## Exercise
Look through the listing and locate every line containing the word "from"; copy those lines.

Data items
>>>
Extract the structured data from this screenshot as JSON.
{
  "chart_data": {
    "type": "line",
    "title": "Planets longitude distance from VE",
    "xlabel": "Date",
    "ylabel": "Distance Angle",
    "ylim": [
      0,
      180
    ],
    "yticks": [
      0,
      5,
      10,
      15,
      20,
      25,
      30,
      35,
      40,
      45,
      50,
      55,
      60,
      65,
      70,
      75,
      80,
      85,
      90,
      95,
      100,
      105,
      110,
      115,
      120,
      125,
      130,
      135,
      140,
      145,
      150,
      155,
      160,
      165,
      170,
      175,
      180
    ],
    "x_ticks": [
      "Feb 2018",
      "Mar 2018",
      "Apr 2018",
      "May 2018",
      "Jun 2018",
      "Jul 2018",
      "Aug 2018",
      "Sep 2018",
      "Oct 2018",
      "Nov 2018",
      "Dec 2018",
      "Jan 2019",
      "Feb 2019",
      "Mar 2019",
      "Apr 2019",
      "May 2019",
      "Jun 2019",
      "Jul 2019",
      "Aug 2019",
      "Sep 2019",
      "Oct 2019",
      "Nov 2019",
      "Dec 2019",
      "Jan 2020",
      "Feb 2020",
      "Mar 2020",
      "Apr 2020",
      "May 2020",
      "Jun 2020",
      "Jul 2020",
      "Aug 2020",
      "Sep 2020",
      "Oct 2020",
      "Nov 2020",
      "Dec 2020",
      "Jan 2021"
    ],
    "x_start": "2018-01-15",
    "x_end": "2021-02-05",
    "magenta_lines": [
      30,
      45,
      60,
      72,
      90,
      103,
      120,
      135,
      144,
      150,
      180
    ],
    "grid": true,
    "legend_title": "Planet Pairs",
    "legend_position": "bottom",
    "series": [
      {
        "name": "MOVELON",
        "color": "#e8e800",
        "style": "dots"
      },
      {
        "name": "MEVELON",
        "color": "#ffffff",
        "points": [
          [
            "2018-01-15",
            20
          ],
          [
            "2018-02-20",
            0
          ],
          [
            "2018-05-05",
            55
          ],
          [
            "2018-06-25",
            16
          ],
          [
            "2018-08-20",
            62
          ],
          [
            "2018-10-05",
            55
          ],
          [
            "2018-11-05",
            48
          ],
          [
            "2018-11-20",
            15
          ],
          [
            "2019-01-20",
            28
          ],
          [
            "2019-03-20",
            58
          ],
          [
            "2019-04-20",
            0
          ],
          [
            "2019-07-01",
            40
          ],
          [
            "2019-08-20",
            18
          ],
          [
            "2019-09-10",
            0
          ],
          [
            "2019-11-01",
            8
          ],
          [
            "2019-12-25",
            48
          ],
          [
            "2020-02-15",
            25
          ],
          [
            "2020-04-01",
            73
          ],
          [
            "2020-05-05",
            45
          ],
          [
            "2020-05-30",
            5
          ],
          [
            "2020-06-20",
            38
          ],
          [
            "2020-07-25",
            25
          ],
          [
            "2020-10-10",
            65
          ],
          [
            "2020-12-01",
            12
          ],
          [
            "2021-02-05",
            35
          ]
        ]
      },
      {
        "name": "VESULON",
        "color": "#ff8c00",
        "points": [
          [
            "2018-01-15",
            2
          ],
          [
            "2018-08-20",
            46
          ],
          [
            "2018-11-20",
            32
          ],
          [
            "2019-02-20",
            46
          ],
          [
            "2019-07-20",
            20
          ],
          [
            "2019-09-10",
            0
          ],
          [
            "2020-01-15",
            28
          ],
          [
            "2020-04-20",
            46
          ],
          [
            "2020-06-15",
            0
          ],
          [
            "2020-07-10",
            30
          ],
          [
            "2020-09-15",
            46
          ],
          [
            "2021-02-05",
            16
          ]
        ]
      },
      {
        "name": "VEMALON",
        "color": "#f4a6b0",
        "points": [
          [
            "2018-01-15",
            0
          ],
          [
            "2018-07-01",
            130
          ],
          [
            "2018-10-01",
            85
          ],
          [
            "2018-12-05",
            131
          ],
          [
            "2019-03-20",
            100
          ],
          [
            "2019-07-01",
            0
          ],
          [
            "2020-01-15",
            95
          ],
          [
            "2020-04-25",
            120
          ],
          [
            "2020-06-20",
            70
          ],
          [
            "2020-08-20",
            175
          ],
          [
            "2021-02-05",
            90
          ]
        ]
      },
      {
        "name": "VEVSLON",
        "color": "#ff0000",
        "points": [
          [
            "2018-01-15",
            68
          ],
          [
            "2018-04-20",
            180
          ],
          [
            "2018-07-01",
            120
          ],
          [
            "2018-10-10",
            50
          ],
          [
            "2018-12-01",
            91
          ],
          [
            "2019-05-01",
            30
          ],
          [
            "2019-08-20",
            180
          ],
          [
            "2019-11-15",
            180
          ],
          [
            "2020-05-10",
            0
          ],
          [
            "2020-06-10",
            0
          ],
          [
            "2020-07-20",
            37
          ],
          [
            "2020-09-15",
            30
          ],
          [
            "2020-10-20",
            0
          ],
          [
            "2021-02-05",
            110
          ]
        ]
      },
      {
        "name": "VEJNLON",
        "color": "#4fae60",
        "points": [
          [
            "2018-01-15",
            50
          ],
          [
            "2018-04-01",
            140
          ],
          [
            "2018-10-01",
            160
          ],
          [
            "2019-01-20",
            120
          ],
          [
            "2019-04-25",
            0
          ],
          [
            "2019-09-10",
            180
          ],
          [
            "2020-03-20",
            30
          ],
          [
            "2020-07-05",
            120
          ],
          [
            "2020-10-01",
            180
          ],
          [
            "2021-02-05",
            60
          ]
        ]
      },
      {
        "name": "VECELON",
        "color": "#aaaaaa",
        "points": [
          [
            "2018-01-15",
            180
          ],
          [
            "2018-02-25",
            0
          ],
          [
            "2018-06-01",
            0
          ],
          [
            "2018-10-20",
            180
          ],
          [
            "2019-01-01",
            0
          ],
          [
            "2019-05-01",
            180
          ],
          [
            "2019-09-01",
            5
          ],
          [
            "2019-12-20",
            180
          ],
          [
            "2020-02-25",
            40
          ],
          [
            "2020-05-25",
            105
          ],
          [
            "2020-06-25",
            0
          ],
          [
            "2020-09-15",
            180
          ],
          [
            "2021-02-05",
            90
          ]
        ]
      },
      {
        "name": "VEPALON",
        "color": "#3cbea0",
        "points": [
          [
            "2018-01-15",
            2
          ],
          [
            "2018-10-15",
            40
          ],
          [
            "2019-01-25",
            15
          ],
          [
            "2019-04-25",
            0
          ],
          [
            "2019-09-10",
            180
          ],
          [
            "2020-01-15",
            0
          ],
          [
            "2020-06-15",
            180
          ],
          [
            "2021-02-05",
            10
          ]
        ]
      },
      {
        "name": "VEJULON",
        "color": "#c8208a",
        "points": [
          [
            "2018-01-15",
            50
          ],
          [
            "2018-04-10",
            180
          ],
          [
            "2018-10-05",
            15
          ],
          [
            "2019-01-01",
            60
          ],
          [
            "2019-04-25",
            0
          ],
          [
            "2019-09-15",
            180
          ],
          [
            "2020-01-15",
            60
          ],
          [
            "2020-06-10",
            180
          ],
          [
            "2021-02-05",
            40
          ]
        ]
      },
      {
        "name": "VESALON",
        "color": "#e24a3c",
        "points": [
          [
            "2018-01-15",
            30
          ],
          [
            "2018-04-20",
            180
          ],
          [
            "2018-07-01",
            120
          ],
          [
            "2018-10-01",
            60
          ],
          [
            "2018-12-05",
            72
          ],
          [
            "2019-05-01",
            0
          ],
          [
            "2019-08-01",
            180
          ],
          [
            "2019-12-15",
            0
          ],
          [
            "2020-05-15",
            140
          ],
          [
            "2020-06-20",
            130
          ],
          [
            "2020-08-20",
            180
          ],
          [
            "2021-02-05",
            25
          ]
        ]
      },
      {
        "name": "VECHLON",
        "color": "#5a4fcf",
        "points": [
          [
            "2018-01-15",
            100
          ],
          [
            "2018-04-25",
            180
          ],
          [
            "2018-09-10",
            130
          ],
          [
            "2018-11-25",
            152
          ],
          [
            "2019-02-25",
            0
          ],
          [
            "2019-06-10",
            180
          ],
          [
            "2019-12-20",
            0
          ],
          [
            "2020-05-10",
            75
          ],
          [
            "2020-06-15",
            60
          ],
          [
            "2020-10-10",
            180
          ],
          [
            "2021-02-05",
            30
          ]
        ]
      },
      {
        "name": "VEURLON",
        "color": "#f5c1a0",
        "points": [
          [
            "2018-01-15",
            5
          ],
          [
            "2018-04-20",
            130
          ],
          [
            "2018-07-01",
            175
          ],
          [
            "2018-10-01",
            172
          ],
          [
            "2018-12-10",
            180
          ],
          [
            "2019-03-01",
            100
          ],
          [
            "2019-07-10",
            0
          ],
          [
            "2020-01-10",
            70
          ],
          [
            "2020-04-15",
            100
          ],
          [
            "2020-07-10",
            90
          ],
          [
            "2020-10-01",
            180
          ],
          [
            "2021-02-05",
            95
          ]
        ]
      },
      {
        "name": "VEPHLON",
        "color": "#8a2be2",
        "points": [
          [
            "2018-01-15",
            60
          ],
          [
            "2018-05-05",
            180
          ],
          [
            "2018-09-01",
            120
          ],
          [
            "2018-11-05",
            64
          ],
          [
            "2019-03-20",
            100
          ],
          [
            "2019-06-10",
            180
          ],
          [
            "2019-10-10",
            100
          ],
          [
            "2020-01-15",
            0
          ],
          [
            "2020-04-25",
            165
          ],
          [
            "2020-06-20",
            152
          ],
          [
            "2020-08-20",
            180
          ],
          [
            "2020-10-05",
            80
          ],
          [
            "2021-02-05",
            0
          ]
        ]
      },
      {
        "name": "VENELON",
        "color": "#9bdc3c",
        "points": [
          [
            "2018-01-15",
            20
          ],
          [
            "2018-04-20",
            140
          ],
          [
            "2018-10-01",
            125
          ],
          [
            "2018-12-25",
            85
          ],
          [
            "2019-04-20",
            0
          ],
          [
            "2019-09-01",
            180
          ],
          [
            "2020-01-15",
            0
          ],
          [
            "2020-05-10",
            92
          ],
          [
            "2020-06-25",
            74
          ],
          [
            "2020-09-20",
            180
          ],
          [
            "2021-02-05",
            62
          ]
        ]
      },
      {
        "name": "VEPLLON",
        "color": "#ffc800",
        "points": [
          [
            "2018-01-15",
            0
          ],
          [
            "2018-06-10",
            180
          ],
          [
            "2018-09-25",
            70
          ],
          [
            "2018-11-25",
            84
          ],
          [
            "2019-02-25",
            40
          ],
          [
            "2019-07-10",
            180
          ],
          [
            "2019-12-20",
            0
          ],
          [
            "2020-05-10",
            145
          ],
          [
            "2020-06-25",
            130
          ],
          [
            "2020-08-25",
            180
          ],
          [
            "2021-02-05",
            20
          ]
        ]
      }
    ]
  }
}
<<<
## Result
Extract the structured data from this screenshot as JSON.
    "title": "Planets longitude distance from VE",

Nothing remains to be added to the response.